Below are the records; locate each line with the word "Karumathampatti" and copy it.

··········

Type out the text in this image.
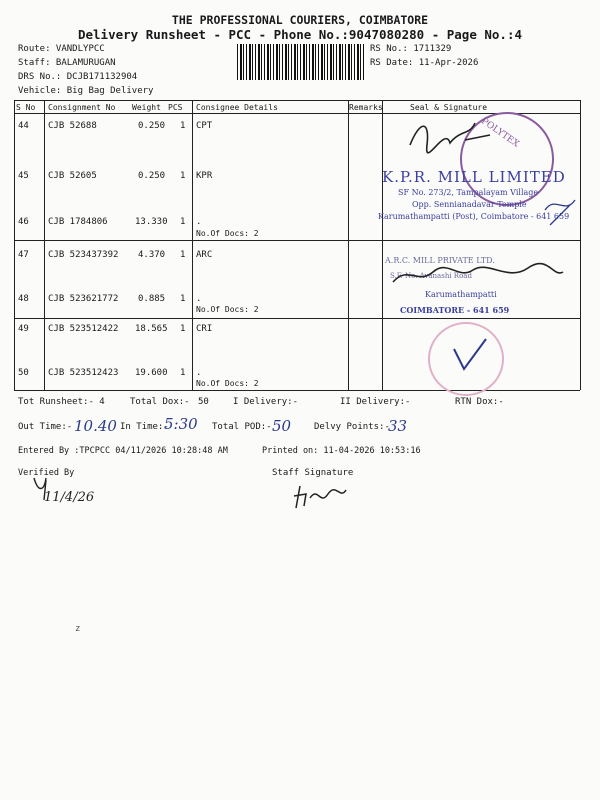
THE PROFESSIONAL COURIERS, COIMBATORE
Delivery Runsheet - PCC - Phone No.:9047080280 - Page No.:4
Route: VANDLYPCC
Staff: BALAMURUGAN
DRS No.: DCJB171132904
Vehicle: Big Bag Delivery
RS No.: 1711329
RS Date: 11-Apr-2026
S No Consignment No Weight PCS Consignee Details	Remarks	Seal & Signature
44 CJB 52688	0.250 1 CPT
45 CJB 52605	0.250 1 KPR
46 CJB 1784806	13.330 1 .
No.Of Docs: 2
47 CJB 523437392 4.370 1 ARC
48 CJB 523621772 0.885 1 .
No.Of Docs: 2
49 CJB 523512422 18.565 1 CRI
50 CJB 523512423 19.600 1 .
No.Of Docs: 2
POLYTEX
K.P.R. MILL LIMITED
SF No. 273/2, Tampalayam Village
Opp. Sennianadavar Temple
Karumathampatti (Post), Coimbatore - 641 659
A.R.C. MILL PRIVATE LTD.
S.F. No. Avanashi Road
Karumathampatti
COIMBATORE - 641 659
Tot Runsheet:- 4	Total Dox:- 50	I Delivery:-	II Delivery:-	RTN Dox:-
Out Time:- 10.40 In Time:-
5:30 Total POD:- 50	Delvy Points:-
33
Entered By :TPCPCC 04/11/2026 10:28:48 AM	Printed on: 11-04-2026 10:53:16
Verified By
11/4/26
Staff Signature
z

··········

WRITTEN SOLUTION
Karumathampatti (Post), Coimbatore - 641 659
Karumathampatti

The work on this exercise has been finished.